* **OBJECTIVE**: Show, in full, each line of the data that contains "trang".
• • •
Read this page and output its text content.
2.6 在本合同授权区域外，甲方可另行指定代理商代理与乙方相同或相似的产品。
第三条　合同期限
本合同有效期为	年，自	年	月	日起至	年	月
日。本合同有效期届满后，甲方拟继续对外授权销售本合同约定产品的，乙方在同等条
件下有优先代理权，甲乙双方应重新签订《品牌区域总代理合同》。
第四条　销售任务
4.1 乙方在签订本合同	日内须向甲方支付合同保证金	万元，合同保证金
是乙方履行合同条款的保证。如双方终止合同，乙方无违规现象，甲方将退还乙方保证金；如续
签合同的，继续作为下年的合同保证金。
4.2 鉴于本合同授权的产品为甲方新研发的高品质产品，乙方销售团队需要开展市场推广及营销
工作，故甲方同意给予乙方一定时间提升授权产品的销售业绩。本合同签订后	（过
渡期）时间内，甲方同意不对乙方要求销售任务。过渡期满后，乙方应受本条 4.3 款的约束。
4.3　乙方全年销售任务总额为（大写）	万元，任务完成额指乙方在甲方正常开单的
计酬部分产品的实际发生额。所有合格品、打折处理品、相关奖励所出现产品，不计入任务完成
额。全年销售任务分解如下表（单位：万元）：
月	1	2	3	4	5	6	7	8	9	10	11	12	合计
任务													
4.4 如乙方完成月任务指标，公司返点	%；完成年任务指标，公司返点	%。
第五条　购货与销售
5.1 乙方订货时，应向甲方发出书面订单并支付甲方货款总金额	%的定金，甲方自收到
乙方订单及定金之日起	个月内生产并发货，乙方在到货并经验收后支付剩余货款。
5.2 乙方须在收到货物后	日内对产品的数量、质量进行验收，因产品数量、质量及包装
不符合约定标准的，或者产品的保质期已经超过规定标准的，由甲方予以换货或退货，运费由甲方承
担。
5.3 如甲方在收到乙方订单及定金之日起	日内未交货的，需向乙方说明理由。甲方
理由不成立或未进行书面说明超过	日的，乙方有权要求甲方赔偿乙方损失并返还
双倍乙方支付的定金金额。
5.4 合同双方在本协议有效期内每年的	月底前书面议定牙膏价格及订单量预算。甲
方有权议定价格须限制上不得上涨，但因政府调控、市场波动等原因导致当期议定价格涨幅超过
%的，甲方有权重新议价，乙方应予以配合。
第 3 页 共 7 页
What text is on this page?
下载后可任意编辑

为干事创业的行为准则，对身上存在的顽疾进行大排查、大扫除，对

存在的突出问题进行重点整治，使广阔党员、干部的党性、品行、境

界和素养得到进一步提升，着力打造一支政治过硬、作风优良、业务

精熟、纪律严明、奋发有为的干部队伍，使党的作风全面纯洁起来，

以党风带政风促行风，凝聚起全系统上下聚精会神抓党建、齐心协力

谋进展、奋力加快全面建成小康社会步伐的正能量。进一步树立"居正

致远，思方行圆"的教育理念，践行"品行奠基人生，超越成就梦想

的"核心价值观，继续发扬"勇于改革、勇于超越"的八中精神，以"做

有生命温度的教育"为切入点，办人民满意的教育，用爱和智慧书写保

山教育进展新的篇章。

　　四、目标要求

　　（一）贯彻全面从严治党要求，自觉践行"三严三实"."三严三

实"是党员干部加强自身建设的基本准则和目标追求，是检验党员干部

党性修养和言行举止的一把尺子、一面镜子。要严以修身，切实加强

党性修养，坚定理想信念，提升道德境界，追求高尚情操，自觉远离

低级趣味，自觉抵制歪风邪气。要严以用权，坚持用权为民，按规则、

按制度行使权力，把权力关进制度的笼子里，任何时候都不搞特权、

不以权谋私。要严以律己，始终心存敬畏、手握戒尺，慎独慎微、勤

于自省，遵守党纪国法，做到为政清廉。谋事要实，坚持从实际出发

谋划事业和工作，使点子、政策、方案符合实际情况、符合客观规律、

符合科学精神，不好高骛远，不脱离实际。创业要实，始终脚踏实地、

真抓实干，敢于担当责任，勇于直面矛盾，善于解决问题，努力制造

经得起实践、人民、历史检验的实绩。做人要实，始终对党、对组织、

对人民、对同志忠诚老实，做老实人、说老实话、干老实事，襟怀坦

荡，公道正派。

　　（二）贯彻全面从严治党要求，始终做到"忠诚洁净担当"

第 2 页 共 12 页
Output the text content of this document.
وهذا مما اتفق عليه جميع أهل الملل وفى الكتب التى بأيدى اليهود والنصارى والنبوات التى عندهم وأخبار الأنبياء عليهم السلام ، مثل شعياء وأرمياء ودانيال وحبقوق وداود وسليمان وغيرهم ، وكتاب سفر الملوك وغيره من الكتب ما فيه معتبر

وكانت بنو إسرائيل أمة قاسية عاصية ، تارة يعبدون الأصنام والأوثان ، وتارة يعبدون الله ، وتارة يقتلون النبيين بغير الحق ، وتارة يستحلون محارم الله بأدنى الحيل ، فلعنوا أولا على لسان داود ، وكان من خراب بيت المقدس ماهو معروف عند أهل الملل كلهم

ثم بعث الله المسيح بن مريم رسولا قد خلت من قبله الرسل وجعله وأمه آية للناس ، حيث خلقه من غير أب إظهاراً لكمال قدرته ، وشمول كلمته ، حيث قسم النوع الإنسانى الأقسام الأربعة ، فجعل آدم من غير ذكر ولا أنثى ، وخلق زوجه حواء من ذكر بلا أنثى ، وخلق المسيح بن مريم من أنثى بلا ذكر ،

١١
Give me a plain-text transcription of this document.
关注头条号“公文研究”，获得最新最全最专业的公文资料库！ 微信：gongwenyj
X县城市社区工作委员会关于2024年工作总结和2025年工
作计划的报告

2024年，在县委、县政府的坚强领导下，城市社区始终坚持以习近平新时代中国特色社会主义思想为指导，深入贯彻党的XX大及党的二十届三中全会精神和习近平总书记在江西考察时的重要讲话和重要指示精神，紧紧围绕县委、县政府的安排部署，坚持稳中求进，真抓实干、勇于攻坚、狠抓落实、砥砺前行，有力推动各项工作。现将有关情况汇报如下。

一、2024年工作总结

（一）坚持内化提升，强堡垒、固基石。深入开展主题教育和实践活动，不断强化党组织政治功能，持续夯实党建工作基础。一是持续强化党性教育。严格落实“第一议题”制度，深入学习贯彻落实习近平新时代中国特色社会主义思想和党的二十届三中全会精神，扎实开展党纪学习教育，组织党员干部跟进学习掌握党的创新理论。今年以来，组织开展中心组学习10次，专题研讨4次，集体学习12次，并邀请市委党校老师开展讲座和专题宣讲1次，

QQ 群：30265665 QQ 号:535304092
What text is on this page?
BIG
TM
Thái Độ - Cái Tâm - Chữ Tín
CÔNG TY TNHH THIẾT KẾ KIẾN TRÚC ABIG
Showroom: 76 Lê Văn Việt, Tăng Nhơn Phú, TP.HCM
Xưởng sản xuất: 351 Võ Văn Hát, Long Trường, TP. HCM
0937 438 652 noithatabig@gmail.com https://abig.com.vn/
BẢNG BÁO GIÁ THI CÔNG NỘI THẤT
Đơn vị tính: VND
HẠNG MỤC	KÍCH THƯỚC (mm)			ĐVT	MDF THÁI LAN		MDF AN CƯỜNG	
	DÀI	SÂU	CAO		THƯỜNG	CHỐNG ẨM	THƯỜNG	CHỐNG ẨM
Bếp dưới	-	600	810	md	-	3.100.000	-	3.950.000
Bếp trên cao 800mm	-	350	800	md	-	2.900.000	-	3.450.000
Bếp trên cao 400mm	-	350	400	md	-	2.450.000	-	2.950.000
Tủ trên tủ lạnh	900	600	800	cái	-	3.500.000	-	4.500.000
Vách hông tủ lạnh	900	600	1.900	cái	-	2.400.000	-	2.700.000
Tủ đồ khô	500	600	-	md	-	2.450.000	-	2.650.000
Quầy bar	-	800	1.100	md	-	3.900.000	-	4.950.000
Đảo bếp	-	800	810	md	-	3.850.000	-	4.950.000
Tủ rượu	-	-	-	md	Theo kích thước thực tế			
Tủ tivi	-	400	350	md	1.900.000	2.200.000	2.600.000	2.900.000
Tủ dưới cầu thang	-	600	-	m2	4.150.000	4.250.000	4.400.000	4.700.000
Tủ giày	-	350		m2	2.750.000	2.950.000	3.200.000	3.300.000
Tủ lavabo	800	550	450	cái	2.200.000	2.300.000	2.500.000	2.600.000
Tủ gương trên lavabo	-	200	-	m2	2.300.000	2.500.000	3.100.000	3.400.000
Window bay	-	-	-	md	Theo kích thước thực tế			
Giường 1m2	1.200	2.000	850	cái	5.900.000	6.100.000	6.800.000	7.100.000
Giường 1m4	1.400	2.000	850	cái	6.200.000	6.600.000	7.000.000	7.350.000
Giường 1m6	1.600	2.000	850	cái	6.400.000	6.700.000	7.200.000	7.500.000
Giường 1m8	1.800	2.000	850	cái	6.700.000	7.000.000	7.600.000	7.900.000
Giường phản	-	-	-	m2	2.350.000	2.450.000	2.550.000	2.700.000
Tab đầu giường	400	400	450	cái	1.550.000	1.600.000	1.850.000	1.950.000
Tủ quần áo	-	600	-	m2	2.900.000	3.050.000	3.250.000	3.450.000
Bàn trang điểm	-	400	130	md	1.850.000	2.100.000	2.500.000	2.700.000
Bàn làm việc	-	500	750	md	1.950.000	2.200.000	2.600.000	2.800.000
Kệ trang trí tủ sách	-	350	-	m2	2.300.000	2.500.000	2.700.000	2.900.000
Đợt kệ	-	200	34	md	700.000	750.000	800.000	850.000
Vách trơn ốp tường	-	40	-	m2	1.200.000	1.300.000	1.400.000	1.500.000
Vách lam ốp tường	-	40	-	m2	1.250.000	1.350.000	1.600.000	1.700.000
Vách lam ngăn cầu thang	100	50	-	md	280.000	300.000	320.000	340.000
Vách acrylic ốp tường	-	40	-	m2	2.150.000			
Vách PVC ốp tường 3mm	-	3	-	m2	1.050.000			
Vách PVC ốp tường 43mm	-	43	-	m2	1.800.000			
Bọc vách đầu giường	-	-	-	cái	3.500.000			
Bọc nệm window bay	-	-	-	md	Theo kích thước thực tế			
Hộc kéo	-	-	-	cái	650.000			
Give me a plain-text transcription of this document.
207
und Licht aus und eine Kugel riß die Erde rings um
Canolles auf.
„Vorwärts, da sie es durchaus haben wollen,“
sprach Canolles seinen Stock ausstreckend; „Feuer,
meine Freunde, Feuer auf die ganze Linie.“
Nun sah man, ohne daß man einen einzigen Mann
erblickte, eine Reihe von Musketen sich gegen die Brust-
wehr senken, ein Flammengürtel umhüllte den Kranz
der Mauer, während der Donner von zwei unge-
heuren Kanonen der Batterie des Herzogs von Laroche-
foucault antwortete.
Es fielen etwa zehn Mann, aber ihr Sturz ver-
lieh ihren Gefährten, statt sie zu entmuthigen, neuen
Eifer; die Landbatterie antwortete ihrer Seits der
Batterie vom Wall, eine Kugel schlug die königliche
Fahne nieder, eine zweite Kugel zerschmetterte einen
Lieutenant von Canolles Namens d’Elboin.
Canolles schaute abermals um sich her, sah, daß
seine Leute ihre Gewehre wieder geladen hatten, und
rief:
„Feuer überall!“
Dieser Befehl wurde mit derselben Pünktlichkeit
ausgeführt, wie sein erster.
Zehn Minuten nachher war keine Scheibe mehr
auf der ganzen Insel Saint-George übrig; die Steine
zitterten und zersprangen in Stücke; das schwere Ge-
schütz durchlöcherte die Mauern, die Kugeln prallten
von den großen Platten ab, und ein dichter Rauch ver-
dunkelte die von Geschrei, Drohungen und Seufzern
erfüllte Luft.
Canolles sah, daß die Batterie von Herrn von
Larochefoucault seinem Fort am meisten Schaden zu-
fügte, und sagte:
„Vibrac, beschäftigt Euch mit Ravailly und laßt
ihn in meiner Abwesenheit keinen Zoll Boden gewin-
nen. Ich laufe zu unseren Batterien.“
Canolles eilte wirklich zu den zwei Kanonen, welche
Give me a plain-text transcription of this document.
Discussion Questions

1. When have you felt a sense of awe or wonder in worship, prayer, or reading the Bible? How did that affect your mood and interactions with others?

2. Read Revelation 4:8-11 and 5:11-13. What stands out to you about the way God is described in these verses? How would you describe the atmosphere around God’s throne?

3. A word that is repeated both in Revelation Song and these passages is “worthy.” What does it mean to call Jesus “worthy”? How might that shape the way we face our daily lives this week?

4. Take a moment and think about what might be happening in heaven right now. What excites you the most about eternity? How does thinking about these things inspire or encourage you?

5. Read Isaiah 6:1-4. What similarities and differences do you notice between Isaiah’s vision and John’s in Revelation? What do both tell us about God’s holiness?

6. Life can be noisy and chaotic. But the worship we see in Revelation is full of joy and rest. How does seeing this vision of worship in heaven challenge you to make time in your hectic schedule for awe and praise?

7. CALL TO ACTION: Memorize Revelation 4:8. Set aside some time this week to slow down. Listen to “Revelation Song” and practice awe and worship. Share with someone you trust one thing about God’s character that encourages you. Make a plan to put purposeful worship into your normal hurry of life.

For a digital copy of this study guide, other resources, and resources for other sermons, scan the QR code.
• • •
* **ANSWER FOR THE TASK**:
Bàn trang điểm	-	400	130	md	1.850.000	2.100.000	2.500.000	2.700.000
Kệ trang trí tủ sách	-	350	-	m2	2.300.000	2.500.000	2.700.000	2.900.000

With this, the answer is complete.